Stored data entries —

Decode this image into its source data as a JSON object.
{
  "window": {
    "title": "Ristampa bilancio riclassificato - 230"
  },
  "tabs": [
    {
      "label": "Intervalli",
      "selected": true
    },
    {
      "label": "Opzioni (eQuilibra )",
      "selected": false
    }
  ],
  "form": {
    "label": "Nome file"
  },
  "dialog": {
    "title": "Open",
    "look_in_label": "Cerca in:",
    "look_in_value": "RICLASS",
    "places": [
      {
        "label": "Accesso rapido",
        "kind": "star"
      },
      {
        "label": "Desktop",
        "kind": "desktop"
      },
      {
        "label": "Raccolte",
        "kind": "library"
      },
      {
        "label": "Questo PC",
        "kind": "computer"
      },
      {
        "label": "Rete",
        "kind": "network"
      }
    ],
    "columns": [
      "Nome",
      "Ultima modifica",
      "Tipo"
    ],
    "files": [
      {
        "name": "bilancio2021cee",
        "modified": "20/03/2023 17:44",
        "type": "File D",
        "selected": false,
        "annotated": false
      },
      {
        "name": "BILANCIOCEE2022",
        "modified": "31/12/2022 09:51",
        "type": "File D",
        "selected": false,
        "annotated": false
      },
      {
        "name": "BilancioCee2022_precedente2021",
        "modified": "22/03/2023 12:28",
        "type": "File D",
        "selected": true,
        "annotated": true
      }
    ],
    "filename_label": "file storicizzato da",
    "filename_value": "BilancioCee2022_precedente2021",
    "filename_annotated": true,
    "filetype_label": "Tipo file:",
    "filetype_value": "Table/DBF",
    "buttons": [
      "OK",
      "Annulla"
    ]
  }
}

BRIEF —
Word for word, write out the data.

COMPLETE OUTPUT —
Decode this image into its source data as a JSON object.
{
  "window": {
    "title": "Ristampa bilancio riclassificato - 230"
  },
  "tabs": [
    {
      "label": "Intervalli",
      "selected": true
    },
    {
      "label": "Opzioni (eQuilibra )",
      "selected": false
    }
  ],
  "form": {
    "label": "Nome file"
  },
  "dialog": {
    "title": "Open",
    "look_in_label": "Cerca in:",
    "look_in_value": "RICLASS",
    "places": [
      {
        "label": "Accesso rapido",
        "kind": "star"
      },
      {
        "label": "Desktop",
        "kind": "desktop"
      },
      {
        "label": "Raccolte",
        "kind": "library"
      },
      {
        "label": "Questo PC",
        "kind": "computer"
      },
      {
        "label": "Rete",
        "kind": "network"
      }
    ],
    "columns": [
      "Nome",
      "Ultima modifica",
      "Tipo"
    ],
    "files": [
      {
        "name": "bilancio2021cee",
        "modified": "20/03/2023 17:44",
        "type": "File D",
        "selected": false,
        "annotated": false
      },
      {
        "name": "BILANCIOCEE2022",
        "modified": "31/12/2022 09:51",
        "type": "File D",
        "selected": false,
        "annotated": false
      },
      {
        "name": "BilancioCee2022_precedente2021",
        "modified": "22/03/2023 12:28",
        "type": "File D",
        "selected": true,
        "annotated": true
      }
    ],
    "filename_label": "file storicizzato da",
    "filename_value": "BilancioCee2022_precedente2021",
    "filename_annotated": true,
    "filetype_label": "Tipo file:",
    "filetype_value": "Table/DBF",
    "buttons": [
      "OK",
      "Annulla"
    ]
  }
}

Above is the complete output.